# Start of Exercise materials
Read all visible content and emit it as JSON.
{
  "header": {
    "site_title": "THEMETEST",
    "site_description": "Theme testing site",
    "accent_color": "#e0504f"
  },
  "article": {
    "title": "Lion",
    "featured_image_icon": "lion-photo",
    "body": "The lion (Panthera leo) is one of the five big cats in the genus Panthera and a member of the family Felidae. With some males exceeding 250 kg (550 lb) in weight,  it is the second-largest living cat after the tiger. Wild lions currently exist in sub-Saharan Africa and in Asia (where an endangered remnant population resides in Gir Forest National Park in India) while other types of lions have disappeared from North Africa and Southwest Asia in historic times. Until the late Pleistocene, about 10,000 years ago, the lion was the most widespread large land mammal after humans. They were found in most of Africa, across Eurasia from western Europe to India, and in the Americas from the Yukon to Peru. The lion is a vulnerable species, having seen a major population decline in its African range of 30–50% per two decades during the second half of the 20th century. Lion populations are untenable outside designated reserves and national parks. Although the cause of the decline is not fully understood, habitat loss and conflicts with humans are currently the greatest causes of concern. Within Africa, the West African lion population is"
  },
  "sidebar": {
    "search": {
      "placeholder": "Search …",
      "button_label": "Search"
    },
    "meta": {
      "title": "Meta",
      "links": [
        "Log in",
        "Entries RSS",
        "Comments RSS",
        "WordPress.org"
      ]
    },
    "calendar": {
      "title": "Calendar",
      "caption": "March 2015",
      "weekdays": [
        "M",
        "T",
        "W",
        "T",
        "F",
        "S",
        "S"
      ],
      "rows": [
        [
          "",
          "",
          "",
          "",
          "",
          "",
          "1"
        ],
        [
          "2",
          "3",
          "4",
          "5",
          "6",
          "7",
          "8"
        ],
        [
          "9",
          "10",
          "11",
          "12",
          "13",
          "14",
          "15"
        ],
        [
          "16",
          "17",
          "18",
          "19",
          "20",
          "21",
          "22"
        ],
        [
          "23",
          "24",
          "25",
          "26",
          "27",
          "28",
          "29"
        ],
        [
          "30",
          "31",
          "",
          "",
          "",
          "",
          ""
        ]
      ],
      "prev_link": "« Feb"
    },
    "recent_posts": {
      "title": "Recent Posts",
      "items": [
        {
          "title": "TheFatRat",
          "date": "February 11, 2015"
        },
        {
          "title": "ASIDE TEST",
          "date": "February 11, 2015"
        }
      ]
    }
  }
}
# End of Exercise materials
→ What the exercise asks: Print the records once more, exactly as they were given.

→ Worked answer:
Read all visible content and emit it as JSON.
{
  "header": {
    "site_title": "THEMETEST",
    "site_description": "Theme testing site",
    "accent_color": "#e0504f"
  },
  "article": {
    "title": "Lion",
    "featured_image_icon": "lion-photo",
    "body": "The lion (Panthera leo) is one of the five big cats in the genus Panthera and a member of the family Felidae. With some males exceeding 250 kg (550 lb) in weight,  it is the second-largest living cat after the tiger. Wild lions currently exist in sub-Saharan Africa and in Asia (where an endangered remnant population resides in Gir Forest National Park in India) while other types of lions have disappeared from North Africa and Southwest Asia in historic times. Until the late Pleistocene, about 10,000 years ago, the lion was the most widespread large land mammal after humans. They were found in most of Africa, across Eurasia from western Europe to India, and in the Americas from the Yukon to Peru. The lion is a vulnerable species, having seen a major population decline in its African range of 30–50% per two decades during the second half of the 20th century. Lion populations are untenable outside designated reserves and national parks. Although the cause of the decline is not fully understood, habitat loss and conflicts with humans are currently the greatest causes of concern. Within Africa, the West African lion population is"
  },
  "sidebar": {
    "search": {
      "placeholder": "Search …",
      "button_label": "Search"
    },
    "meta": {
      "title": "Meta",
      "links": [
        "Log in",
        "Entries RSS",
        "Comments RSS",
        "WordPress.org"
      ]
    },
    "calendar": {
      "title": "Calendar",
      "caption": "March 2015",
      "weekdays": [
        "M",
        "T",
        "W",
        "T",
        "F",
        "S",
        "S"
      ],
      "rows": [
        [
          "",
          "",
          "",
          "",
          "",
          "",
          "1"
        ],
        [
          "2",
          "3",
          "4",
          "5",
          "6",
          "7",
          "8"
        ],
        [
          "9",
          "10",
          "11",
          "12",
          "13",
          "14",
          "15"
        ],
        [
          "16",
          "17",
          "18",
          "19",
          "20",
          "21",
          "22"
        ],
        [
          "23",
          "24",
          "25",
          "26",
          "27",
          "28",
          "29"
        ],
        [
          "30",
          "31",
          "",
          "",
          "",
          "",
          ""
        ]
      ],
      "prev_link": "« Feb"
    },
    "recent_posts": {
      "title": "Recent Posts",
      "items": [
        {
          "title": "TheFatRat",
          "date": "February 11, 2015"
        },
        {
          "title": "ASIDE TEST",
          "date": "February 11, 2015"
        }
      ]
    }
  }
}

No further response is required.